The data must be written out once more, precisely as given.

== Provided entries ==
○ ○ ○ ○ ○ ○ ○

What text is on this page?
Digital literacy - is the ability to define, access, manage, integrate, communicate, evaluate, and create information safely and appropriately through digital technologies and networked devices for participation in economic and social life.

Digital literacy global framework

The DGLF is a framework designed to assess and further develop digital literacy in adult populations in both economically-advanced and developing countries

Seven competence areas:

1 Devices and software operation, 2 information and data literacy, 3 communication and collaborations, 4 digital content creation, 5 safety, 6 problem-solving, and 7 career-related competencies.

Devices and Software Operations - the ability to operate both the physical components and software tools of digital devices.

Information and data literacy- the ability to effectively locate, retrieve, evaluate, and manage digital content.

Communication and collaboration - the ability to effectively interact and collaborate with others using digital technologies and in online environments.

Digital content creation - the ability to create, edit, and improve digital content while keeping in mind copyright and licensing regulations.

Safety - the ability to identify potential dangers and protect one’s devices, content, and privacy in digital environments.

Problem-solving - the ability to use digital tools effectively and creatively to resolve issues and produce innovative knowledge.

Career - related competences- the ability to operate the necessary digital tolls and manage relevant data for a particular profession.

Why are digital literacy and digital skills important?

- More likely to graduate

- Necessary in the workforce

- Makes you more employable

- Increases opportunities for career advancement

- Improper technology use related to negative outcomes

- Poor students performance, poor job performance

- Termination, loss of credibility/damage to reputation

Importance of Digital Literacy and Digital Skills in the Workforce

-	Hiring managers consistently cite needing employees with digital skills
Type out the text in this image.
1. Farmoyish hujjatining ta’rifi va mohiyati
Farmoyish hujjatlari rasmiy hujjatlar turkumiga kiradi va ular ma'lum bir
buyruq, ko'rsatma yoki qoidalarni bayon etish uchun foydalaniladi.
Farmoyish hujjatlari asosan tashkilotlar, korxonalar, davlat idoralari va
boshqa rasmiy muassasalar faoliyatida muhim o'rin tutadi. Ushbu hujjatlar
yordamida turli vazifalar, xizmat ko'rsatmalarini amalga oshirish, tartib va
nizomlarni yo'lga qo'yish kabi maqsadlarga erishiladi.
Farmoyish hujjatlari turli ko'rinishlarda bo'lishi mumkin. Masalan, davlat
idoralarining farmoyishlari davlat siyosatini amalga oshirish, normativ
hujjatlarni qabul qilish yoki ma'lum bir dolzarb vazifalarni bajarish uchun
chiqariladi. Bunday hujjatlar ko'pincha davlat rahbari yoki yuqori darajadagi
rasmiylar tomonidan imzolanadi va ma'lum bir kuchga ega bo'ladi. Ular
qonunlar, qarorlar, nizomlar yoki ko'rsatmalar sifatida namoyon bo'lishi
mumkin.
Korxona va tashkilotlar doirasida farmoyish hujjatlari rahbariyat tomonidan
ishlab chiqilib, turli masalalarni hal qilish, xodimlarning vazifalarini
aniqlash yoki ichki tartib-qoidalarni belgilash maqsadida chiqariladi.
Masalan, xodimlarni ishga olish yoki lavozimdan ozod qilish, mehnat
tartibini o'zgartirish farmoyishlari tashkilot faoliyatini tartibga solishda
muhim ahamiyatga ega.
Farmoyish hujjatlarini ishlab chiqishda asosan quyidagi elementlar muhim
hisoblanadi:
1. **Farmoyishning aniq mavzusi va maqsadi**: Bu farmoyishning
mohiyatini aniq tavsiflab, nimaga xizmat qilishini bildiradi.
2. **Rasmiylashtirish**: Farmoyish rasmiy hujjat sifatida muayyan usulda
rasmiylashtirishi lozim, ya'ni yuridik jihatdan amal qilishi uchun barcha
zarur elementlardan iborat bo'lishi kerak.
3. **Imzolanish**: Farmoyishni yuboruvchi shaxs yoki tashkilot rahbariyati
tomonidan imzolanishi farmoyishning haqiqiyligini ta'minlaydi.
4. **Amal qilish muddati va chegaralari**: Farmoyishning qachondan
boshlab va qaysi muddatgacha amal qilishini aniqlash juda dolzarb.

○ ○ ○ ○ ○ ○ ○

== Output below ==
What text is on this page?
Digital literacy - is the ability to define, access, manage, integrate, communicate, evaluate, and create information safely and appropriately through digital technologies and networked devices for participation in economic and social life.

Digital literacy global framework

The DGLF is a framework designed to assess and further develop digital literacy in adult populations in both economically-advanced and developing countries

Seven competence areas:

1 Devices and software operation, 2 information and data literacy, 3 communication and collaborations, 4 digital content creation, 5 safety, 6 problem-solving, and 7 career-related competencies.

Devices and Software Operations - the ability to operate both the physical components and software tools of digital devices.

Information and data literacy- the ability to effectively locate, retrieve, evaluate, and manage digital content.

Communication and collaboration - the ability to effectively interact and collaborate with others using digital technologies and in online environments.

Digital content creation - the ability to create, edit, and improve digital content while keeping in mind copyright and licensing regulations.

Safety - the ability to identify potential dangers and protect one’s devices, content, and privacy in digital environments.

Problem-solving - the ability to use digital tools effectively and creatively to resolve issues and produce innovative knowledge.

Career - related competences- the ability to operate the necessary digital tolls and manage relevant data for a particular profession.

Why are digital literacy and digital skills important?

- More likely to graduate

- Necessary in the workforce

- Makes you more employable

- Increases opportunities for career advancement

- Improper technology use related to negative outcomes

- Poor students performance, poor job performance

- Termination, loss of credibility/damage to reputation

Importance of Digital Literacy and Digital Skills in the Workforce

-	Hiring managers consistently cite needing employees with digital skills
Type out the text in this image.
1. Farmoyish hujjatining ta’rifi va mohiyati
Farmoyish hujjatlari rasmiy hujjatlar turkumiga kiradi va ular ma'lum bir
buyruq, ko'rsatma yoki qoidalarni bayon etish uchun foydalaniladi.
Farmoyish hujjatlari asosan tashkilotlar, korxonalar, davlat idoralari va
boshqa rasmiy muassasalar faoliyatida muhim o'rin tutadi. Ushbu hujjatlar
yordamida turli vazifalar, xizmat ko'rsatmalarini amalga oshirish, tartib va
nizomlarni yo'lga qo'yish kabi maqsadlarga erishiladi.
Farmoyish hujjatlari turli ko'rinishlarda bo'lishi mumkin. Masalan, davlat
idoralarining farmoyishlari davlat siyosatini amalga oshirish, normativ
hujjatlarni qabul qilish yoki ma'lum bir dolzarb vazifalarni bajarish uchun
chiqariladi. Bunday hujjatlar ko'pincha davlat rahbari yoki yuqori darajadagi
rasmiylar tomonidan imzolanadi va ma'lum bir kuchga ega bo'ladi. Ular
qonunlar, qarorlar, nizomlar yoki ko'rsatmalar sifatida namoyon bo'lishi
mumkin.
Korxona va tashkilotlar doirasida farmoyish hujjatlari rahbariyat tomonidan
ishlab chiqilib, turli masalalarni hal qilish, xodimlarning vazifalarini
aniqlash yoki ichki tartib-qoidalarni belgilash maqsadida chiqariladi.
Masalan, xodimlarni ishga olish yoki lavozimdan ozod qilish, mehnat
tartibini o'zgartirish farmoyishlari tashkilot faoliyatini tartibga solishda
muhim ahamiyatga ega.
Farmoyish hujjatlarini ishlab chiqishda asosan quyidagi elementlar muhim
hisoblanadi:
1. **Farmoyishning aniq mavzusi va maqsadi**: Bu farmoyishning
mohiyatini aniq tavsiflab, nimaga xizmat qilishini bildiradi.
2. **Rasmiylashtirish**: Farmoyish rasmiy hujjat sifatida muayyan usulda
rasmiylashtirishi lozim, ya'ni yuridik jihatdan amal qilishi uchun barcha
zarur elementlardan iborat bo'lishi kerak.
3. **Imzolanish**: Farmoyishni yuboruvchi shaxs yoki tashkilot rahbariyati
tomonidan imzolanishi farmoyishning haqiqiyligini ta'minlaydi.
4. **Amal qilish muddati va chegaralari**: Farmoyishning qachondan
boshlab va qaysi muddatgacha amal qilishini aniqlash juda dolzarb.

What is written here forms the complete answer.